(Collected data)

>>

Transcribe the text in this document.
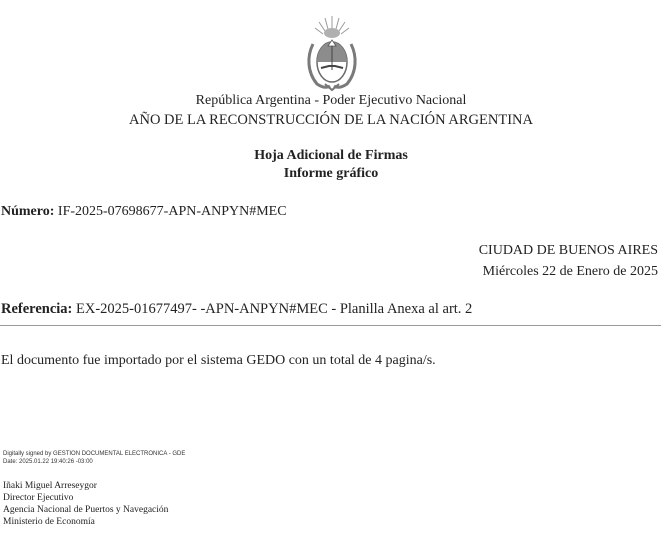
República Argentina - Poder Ejecutivo Nacional
AÑO DE LA RECONSTRUCCIÓN DE LA NACIÓN ARGENTINA
Hoja Adicional de Firmas
Informe gráfico
Número: IF-2025-07698677-APN-ANPYN#MEC
CIUDAD DE BUENOS AIRES
Miércoles 22 de Enero de 2025
Referencia: EX-2025-01677497- -APN-ANPYN#MEC - Planilla Anexa al art. 2
El documento fue importado por el sistema GEDO con un total de 4 pagina/s.
Digitally signed by GESTION DOCUMENTAL ELECTRONICA - GDE
Date: 2025.01.22 19:40:26 -03:00
Iñaki Miguel Arreseygor
Director Ejecutivo
Agencia Nacional de Puertos y Navegación
Ministerio de Economía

<<

Problem to solve
Print the records word for word and exclude any picture they hold.

Exercise answer
Transcribe the text in this document.
República Argentina - Poder Ejecutivo Nacional
AÑO DE LA RECONSTRUCCIÓN DE LA NACIÓN ARGENTINA
Hoja Adicional de Firmas
Informe gráfico
Número: IF-2025-07698677-APN-ANPYN#MEC
CIUDAD DE BUENOS AIRES
Miércoles 22 de Enero de 2025
Referencia: EX-2025-01677497- -APN-ANPYN#MEC - Planilla Anexa al art. 2
El documento fue importado por el sistema GEDO con un total de 4 pagina/s.
Digitally signed by GESTION DOCUMENTAL ELECTRONICA - GDE
Date: 2025.01.22 19:40:26 -03:00
Iñaki Miguel Arreseygor
Director Ejecutivo
Agencia Nacional de Puertos y Navegación
Ministerio de Economía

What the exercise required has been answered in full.